▶ TO BE DONE:
Copy out every line in the entries below that includes "JSON".

Entries from a dataset:
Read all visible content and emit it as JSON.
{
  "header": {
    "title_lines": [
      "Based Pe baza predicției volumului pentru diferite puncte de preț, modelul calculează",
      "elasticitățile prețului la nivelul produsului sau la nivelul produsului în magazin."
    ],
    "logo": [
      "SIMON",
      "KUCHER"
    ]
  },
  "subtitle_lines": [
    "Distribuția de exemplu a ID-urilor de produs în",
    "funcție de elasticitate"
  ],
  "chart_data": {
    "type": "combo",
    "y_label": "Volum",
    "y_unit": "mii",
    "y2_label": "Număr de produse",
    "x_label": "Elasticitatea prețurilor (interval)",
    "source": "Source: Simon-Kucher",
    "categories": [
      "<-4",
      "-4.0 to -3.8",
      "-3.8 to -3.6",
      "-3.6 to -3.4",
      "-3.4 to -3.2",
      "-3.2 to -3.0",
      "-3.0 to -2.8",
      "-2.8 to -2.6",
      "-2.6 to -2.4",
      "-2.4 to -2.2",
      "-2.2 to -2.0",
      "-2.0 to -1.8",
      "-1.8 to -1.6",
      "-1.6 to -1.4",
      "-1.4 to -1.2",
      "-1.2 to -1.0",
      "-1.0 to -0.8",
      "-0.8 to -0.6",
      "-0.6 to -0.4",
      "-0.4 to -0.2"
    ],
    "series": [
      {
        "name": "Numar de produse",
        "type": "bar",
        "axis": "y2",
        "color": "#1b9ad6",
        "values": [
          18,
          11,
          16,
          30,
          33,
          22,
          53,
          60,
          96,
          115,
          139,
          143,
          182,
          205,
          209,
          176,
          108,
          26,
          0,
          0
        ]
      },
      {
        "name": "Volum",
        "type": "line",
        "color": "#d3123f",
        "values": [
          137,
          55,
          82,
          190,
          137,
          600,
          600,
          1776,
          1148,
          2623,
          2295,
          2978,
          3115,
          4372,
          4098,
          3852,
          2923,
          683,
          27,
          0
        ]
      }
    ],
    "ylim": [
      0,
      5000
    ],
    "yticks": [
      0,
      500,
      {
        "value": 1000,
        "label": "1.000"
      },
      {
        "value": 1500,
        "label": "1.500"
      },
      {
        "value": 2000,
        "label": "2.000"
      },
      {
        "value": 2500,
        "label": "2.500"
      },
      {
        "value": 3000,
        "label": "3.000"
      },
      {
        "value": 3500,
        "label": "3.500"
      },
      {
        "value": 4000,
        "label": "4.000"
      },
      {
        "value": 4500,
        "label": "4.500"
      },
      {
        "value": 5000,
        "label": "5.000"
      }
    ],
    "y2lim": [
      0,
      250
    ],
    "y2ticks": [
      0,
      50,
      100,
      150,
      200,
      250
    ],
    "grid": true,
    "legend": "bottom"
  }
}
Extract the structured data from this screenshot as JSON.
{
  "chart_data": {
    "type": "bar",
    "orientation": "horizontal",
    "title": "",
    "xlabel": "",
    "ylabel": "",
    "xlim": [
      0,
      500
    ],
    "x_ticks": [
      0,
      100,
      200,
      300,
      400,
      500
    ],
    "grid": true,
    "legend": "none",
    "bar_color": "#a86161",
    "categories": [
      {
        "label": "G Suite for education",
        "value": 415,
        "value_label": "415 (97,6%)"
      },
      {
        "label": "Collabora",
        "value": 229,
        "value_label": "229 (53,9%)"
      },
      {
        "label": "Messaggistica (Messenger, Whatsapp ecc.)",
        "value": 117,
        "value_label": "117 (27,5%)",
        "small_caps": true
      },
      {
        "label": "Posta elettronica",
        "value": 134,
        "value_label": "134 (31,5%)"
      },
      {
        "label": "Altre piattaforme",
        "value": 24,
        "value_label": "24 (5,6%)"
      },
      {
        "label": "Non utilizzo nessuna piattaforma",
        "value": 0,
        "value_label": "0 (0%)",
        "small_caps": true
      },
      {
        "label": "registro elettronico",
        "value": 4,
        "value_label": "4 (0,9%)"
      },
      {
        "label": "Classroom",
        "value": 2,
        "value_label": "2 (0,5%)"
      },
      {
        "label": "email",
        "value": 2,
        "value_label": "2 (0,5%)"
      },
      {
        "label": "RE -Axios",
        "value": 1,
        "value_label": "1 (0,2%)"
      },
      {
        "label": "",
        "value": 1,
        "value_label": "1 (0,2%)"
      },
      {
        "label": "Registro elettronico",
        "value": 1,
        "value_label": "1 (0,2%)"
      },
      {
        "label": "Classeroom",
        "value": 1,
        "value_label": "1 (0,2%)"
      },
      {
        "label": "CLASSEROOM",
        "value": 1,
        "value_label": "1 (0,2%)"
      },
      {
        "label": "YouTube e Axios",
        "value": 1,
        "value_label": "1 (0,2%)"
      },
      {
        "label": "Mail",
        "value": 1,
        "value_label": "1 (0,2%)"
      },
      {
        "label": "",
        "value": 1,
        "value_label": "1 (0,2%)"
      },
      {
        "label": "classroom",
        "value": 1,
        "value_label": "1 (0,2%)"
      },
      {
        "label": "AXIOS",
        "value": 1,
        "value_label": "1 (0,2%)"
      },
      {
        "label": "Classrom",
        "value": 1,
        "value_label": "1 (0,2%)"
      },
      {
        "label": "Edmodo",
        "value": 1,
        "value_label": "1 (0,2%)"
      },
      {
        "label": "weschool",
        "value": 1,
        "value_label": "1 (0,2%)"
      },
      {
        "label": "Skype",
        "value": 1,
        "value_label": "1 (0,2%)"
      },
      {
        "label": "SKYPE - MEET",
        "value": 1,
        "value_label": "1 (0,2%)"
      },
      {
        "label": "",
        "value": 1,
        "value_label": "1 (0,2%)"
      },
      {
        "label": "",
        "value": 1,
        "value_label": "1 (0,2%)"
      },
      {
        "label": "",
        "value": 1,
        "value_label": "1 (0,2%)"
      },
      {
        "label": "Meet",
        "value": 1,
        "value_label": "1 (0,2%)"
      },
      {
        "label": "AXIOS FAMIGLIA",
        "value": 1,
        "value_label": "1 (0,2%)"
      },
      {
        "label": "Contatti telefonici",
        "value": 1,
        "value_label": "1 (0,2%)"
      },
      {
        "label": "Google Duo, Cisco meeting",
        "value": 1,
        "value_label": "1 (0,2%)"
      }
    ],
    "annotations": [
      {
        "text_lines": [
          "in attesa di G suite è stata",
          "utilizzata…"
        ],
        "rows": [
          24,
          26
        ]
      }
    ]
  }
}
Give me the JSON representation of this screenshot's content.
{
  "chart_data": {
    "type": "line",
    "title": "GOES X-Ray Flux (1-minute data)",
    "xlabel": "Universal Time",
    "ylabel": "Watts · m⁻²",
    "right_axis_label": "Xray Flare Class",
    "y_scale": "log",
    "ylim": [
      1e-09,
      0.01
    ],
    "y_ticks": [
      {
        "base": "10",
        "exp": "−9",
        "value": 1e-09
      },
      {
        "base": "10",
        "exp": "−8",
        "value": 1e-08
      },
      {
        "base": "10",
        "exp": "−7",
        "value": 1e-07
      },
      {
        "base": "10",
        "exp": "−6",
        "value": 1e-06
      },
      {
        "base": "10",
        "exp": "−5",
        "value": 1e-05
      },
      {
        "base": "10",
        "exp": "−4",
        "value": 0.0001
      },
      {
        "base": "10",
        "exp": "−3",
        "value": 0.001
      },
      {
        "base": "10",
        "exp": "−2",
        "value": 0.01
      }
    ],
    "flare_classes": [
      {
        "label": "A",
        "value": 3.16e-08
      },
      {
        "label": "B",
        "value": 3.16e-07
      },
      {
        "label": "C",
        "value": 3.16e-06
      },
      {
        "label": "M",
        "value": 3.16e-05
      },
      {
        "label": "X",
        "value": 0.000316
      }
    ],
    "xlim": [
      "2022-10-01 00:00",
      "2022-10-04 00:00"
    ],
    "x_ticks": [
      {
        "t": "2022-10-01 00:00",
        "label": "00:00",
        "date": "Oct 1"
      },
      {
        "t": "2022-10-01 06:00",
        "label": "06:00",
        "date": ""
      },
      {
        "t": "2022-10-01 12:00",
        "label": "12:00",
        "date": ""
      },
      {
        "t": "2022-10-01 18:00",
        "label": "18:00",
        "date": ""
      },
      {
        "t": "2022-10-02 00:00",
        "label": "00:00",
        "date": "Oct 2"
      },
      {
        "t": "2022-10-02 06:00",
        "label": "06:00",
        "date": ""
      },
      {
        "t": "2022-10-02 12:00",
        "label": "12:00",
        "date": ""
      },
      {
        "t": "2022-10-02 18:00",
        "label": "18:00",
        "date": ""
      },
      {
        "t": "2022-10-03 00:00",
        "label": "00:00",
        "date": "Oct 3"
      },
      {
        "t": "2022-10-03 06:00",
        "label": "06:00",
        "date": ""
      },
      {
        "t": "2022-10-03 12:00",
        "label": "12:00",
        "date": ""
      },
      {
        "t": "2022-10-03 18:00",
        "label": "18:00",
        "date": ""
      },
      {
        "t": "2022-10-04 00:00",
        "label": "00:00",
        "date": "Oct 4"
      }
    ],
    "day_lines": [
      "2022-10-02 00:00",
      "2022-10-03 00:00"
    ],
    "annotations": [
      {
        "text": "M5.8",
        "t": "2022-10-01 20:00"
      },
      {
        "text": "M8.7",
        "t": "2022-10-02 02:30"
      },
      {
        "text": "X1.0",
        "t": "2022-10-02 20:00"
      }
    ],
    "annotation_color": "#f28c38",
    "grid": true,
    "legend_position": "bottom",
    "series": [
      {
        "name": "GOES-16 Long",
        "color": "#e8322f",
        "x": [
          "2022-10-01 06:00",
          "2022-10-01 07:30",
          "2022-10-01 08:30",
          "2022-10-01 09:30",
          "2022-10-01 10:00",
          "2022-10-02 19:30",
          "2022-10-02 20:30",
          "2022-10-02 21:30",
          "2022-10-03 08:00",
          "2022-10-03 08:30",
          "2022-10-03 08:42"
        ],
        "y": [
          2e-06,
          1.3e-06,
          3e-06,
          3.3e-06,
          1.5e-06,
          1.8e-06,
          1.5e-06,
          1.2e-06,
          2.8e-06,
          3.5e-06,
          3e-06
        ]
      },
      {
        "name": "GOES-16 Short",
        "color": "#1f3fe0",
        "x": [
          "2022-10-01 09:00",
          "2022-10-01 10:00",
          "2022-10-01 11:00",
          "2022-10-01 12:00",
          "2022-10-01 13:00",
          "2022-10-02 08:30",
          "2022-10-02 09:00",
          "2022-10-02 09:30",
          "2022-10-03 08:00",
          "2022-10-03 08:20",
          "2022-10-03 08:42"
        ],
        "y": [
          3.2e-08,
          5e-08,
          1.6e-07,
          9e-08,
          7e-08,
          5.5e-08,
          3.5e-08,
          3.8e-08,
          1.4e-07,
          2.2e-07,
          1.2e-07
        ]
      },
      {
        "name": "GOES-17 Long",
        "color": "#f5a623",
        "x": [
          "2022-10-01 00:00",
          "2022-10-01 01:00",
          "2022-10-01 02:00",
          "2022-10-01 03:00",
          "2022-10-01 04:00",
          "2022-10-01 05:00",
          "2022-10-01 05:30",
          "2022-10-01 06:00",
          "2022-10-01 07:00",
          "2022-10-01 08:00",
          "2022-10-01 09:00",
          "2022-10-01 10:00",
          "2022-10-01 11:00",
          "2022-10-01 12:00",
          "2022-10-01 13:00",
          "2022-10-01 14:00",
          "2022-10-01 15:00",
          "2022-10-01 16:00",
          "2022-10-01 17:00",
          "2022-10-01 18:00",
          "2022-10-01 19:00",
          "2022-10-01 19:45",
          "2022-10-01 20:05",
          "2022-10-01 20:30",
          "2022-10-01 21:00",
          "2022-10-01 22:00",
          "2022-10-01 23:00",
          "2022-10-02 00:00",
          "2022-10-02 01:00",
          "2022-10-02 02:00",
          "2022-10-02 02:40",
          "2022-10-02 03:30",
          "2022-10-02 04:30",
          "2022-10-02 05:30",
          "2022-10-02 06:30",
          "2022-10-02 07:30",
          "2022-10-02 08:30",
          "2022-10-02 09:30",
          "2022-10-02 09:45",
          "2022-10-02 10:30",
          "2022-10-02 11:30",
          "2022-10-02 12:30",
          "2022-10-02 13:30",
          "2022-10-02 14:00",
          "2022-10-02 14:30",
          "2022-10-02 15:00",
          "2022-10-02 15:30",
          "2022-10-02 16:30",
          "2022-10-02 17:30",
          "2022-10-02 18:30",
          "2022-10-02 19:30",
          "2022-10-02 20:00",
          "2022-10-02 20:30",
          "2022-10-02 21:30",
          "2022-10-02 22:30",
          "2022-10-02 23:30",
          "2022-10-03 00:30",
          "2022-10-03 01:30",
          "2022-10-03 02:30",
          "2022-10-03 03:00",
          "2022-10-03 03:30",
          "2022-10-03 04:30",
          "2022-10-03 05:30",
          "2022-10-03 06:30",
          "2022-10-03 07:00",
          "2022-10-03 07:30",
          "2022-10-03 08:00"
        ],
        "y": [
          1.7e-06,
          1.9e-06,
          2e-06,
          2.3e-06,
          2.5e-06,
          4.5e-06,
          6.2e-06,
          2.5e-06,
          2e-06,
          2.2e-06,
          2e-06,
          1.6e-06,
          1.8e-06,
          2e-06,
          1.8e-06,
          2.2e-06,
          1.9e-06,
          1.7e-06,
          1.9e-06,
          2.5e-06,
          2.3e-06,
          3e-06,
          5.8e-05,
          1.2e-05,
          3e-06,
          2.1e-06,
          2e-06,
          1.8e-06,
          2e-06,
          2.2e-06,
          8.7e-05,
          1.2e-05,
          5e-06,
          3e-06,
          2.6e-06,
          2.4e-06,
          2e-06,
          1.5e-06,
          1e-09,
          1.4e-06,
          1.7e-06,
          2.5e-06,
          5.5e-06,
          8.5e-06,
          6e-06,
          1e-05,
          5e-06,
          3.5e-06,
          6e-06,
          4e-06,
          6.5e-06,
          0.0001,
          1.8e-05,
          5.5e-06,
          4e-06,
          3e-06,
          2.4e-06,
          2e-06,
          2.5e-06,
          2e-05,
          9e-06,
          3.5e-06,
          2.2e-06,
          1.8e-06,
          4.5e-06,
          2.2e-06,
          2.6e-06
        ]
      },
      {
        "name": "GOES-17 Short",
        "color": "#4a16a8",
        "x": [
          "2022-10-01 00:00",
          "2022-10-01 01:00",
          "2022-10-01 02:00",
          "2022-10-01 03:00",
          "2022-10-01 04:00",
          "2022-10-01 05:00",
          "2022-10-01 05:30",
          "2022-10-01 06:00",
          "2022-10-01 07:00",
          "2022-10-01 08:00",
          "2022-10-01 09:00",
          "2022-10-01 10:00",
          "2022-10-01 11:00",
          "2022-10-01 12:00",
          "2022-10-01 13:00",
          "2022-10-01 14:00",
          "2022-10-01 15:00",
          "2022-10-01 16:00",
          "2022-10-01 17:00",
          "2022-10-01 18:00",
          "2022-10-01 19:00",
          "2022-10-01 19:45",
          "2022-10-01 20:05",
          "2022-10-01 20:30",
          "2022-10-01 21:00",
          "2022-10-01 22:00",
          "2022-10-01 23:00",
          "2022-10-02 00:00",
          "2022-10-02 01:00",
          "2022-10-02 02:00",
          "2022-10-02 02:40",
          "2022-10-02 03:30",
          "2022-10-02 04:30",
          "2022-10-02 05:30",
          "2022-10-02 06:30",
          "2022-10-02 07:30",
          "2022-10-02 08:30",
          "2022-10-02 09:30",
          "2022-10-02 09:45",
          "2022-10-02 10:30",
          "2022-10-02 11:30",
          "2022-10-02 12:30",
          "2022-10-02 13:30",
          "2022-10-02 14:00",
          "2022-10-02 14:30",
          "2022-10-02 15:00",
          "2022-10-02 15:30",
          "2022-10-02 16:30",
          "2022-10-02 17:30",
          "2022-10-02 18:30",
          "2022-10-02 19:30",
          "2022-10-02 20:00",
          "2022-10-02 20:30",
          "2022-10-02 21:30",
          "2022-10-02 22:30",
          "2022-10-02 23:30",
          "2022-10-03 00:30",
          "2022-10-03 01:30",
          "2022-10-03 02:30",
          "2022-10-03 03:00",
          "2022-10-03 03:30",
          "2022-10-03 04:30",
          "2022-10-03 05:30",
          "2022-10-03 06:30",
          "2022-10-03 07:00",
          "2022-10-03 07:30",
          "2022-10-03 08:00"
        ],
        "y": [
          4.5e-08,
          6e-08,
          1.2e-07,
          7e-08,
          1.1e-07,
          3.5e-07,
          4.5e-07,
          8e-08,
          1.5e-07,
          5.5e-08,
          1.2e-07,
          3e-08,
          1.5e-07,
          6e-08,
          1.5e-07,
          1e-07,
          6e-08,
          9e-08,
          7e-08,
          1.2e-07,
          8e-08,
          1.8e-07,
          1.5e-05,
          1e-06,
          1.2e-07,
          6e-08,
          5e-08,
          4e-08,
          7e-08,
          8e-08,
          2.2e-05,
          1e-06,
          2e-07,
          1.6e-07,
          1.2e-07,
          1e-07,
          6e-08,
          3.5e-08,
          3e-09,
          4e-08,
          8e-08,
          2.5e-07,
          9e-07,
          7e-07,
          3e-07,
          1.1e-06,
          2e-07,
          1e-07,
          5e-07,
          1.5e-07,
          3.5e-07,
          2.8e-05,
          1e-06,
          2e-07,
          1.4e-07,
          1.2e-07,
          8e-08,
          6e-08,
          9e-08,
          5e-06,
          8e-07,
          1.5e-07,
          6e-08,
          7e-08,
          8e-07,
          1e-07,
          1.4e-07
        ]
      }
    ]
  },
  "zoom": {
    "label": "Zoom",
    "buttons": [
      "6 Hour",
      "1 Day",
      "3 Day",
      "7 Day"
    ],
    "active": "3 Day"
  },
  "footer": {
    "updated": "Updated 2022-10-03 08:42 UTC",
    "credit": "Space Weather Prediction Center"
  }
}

▶ FULL ANSWER:
Read all visible content and emit it as JSON.
Extract the structured data from this screenshot as JSON.
Give me the JSON representation of this screenshot's content.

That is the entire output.